Aim :: Please copy the material below line for line, changing nothing.

Listed entries ::
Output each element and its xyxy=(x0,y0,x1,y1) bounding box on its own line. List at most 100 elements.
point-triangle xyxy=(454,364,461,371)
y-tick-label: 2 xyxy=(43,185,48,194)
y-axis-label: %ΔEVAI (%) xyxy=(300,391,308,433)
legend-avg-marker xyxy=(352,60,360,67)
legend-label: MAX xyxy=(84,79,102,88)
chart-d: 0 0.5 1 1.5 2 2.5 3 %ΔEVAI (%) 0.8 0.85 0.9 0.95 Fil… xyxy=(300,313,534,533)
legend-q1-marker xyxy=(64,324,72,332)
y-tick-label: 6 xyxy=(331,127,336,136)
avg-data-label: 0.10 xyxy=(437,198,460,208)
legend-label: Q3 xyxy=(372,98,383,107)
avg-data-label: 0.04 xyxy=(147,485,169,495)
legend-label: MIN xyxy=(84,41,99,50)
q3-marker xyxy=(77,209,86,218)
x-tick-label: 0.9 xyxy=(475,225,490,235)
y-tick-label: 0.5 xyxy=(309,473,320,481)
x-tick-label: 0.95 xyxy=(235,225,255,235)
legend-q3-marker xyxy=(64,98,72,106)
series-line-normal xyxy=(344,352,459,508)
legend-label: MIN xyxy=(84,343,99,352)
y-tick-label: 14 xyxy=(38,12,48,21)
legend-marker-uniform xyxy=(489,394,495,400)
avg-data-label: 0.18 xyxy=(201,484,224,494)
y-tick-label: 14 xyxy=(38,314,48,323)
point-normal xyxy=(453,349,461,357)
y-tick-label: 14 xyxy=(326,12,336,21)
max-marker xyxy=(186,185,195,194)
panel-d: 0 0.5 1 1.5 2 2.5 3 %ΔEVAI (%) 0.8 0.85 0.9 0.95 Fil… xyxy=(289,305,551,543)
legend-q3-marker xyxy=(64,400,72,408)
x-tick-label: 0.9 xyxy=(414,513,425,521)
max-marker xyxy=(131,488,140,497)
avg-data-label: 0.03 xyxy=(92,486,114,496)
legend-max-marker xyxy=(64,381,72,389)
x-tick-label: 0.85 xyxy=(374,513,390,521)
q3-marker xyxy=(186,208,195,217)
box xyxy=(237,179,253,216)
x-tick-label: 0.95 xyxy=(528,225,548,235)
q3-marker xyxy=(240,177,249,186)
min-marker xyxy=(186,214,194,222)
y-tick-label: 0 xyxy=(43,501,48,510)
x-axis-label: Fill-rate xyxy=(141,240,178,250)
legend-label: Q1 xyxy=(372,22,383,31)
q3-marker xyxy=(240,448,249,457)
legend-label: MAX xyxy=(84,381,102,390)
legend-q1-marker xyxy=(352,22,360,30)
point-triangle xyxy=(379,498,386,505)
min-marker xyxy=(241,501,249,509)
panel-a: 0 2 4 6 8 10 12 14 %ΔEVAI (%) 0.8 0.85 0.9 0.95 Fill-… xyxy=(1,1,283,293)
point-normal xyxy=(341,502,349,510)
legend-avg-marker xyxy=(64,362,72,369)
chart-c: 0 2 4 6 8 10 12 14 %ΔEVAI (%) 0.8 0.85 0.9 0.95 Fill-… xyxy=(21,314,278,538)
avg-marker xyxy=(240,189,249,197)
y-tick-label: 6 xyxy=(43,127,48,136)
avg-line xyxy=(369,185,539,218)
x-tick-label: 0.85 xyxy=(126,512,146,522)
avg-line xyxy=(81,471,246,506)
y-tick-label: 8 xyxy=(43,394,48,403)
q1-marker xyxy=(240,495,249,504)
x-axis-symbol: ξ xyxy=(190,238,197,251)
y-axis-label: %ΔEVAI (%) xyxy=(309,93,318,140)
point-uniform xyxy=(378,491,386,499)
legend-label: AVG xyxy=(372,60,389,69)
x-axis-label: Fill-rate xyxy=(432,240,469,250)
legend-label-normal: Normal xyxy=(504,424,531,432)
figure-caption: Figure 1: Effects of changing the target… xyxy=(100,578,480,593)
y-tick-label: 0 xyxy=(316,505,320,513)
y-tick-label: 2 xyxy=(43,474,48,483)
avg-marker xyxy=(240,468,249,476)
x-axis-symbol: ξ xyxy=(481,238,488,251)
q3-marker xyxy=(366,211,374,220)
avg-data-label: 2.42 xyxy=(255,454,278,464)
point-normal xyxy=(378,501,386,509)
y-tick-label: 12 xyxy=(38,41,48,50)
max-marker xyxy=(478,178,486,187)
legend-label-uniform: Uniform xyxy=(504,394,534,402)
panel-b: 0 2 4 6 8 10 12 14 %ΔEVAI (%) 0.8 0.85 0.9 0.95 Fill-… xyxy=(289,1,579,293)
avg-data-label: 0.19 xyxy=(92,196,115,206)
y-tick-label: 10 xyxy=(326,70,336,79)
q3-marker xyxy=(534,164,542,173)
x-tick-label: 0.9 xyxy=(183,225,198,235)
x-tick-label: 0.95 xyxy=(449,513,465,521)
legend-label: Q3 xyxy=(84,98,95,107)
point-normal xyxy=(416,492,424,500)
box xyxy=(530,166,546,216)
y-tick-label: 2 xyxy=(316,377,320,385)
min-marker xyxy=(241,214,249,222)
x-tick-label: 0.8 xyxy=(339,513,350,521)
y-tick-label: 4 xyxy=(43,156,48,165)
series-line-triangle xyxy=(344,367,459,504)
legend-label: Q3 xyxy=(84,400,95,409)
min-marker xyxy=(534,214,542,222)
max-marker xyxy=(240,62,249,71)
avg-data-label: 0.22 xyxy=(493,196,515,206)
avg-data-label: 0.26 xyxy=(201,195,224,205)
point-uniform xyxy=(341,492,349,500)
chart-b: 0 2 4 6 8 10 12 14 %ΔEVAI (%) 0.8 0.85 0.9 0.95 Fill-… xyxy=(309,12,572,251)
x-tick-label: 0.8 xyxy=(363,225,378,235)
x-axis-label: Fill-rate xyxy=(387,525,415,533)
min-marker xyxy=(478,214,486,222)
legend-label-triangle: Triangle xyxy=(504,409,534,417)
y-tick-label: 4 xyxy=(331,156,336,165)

Correct result ::
Output each element and its xyxy=(x0,y0,x1,y1) bounding box on its own line. List at most 100 elements.
point-triangle xyxy=(454,364,461,371)
y-tick-label: 2 xyxy=(43,185,48,194)
y-axis-label: %ΔEVAI (%) xyxy=(300,391,308,433)
legend-avg-marker xyxy=(352,60,360,67)
legend-label: MAX xyxy=(84,79,102,88)
chart-d: 0 0.5 1 1.5 2 2.5 3 %ΔEVAI (%) 0.8 0.85 0.9 0.95 Fil… xyxy=(300,313,534,533)
legend-q1-marker xyxy=(64,324,72,332)
y-tick-label: 6 xyxy=(331,127,336,136)
avg-data-label: 0.10 xyxy=(437,198,460,208)
legend-label: Q3 xyxy=(372,98,383,107)
avg-data-label: 0.04 xyxy=(147,485,169,495)
legend-label: MIN xyxy=(84,41,99,50)
q3-marker xyxy=(77,209,86,218)
x-tick-label: 0.9 xyxy=(475,225,490,235)
y-tick-label: 0.5 xyxy=(309,473,320,481)
x-tick-label: 0.95 xyxy=(235,225,255,235)
legend-q3-marker xyxy=(64,98,72,106)
series-line-normal xyxy=(344,352,459,508)
legend-label: MIN xyxy=(84,343,99,352)
y-tick-label: 14 xyxy=(38,12,48,21)
legend-marker-uniform xyxy=(489,394,495,400)
avg-data-label: 0.18 xyxy=(201,484,224,494)
y-tick-label: 14 xyxy=(38,314,48,323)
point-normal xyxy=(453,349,461,357)
y-tick-label: 14 xyxy=(326,12,336,21)
max-marker xyxy=(186,185,195,194)
panel-d: 0 0.5 1 1.5 2 2.5 3 %ΔEVAI (%) 0.8 0.85 0.9 0.95 Fil… xyxy=(289,305,551,543)
legend-q3-marker xyxy=(64,400,72,408)
x-tick-label: 0.9 xyxy=(414,513,425,521)
max-marker xyxy=(131,488,140,497)
avg-data-label: 0.03 xyxy=(92,486,114,496)
legend-max-marker xyxy=(64,381,72,389)
x-tick-label: 0.85 xyxy=(374,513,390,521)
q3-marker xyxy=(186,208,195,217)
box xyxy=(237,179,253,216)
x-tick-label: 0.95 xyxy=(528,225,548,235)
q3-marker xyxy=(240,177,249,186)
min-marker xyxy=(186,214,194,222)
y-tick-label: 0 xyxy=(43,501,48,510)
x-axis-label: Fill-rate xyxy=(141,240,178,250)
legend-label: Q1 xyxy=(372,22,383,31)
q3-marker xyxy=(240,448,249,457)
legend-label: MAX xyxy=(84,381,102,390)
legend-q1-marker xyxy=(352,22,360,30)
point-triangle xyxy=(379,498,386,505)
min-marker xyxy=(241,501,249,509)
panel-a: 0 2 4 6 8 10 12 14 %ΔEVAI (%) 0.8 0.85 0.9 0.95 Fill-… xyxy=(1,1,283,293)
point-normal xyxy=(341,502,349,510)
legend-avg-marker xyxy=(64,362,72,369)
chart-c: 0 2 4 6 8 10 12 14 %ΔEVAI (%) 0.8 0.85 0.9 0.95 Fill-… xyxy=(21,314,278,538)
avg-marker xyxy=(240,189,249,197)
y-tick-label: 6 xyxy=(43,127,48,136)
avg-line xyxy=(369,185,539,218)
x-tick-label: 0.85 xyxy=(126,512,146,522)
avg-line xyxy=(81,471,246,506)
y-tick-label: 8 xyxy=(43,394,48,403)
q1-marker xyxy=(240,495,249,504)
x-axis-symbol: ξ xyxy=(190,238,197,251)
y-axis-label: %ΔEVAI (%) xyxy=(309,93,318,140)
point-uniform xyxy=(378,491,386,499)
legend-label: AVG xyxy=(372,60,389,69)
x-axis-label: Fill-rate xyxy=(432,240,469,250)
legend-label-normal: Normal xyxy=(504,424,531,432)
figure-caption: Figure 1: Effects of changing the target… xyxy=(100,578,480,593)
y-tick-label: 0 xyxy=(316,505,320,513)
y-tick-label: 2 xyxy=(43,474,48,483)
avg-marker xyxy=(240,468,249,476)
x-axis-symbol: ξ xyxy=(481,238,488,251)
q3-marker xyxy=(366,211,374,220)
avg-data-label: 2.42 xyxy=(255,454,278,464)
point-normal xyxy=(378,501,386,509)
y-tick-label: 12 xyxy=(38,41,48,50)
max-marker xyxy=(478,178,486,187)
legend-label-uniform: Uniform xyxy=(504,394,534,402)
panel-b: 0 2 4 6 8 10 12 14 %ΔEVAI (%) 0.8 0.85 0.9 0.95 Fill-… xyxy=(289,1,579,293)
avg-data-label: 0.19 xyxy=(92,196,115,206)
y-tick-label: 10 xyxy=(326,70,336,79)
q3-marker xyxy=(534,164,542,173)
x-tick-label: 0.9 xyxy=(183,225,198,235)
x-tick-label: 0.95 xyxy=(449,513,465,521)
legend-label: Q3 xyxy=(84,98,95,107)
point-normal xyxy=(416,492,424,500)
box xyxy=(530,166,546,216)
y-tick-label: 2 xyxy=(316,377,320,385)
min-marker xyxy=(241,214,249,222)
x-tick-label: 0.8 xyxy=(339,513,350,521)
y-tick-label: 4 xyxy=(43,156,48,165)
series-line-triangle xyxy=(344,367,459,504)
legend-label: Q3 xyxy=(84,400,95,409)
min-marker xyxy=(534,214,542,222)
max-marker xyxy=(240,62,249,71)
avg-data-label: 0.22 xyxy=(493,196,515,206)
avg-data-label: 0.26 xyxy=(201,195,224,205)
point-uniform xyxy=(341,492,349,500)
chart-b: 0 2 4 6 8 10 12 14 %ΔEVAI (%) 0.8 0.85 0.9 0.95 Fill-… xyxy=(309,12,572,251)
x-tick-label: 0.8 xyxy=(363,225,378,235)
x-axis-label: Fill-rate xyxy=(387,525,415,533)
min-marker xyxy=(478,214,486,222)
legend-label-triangle: Triangle xyxy=(504,409,534,417)
y-tick-label: 4 xyxy=(331,156,336,165)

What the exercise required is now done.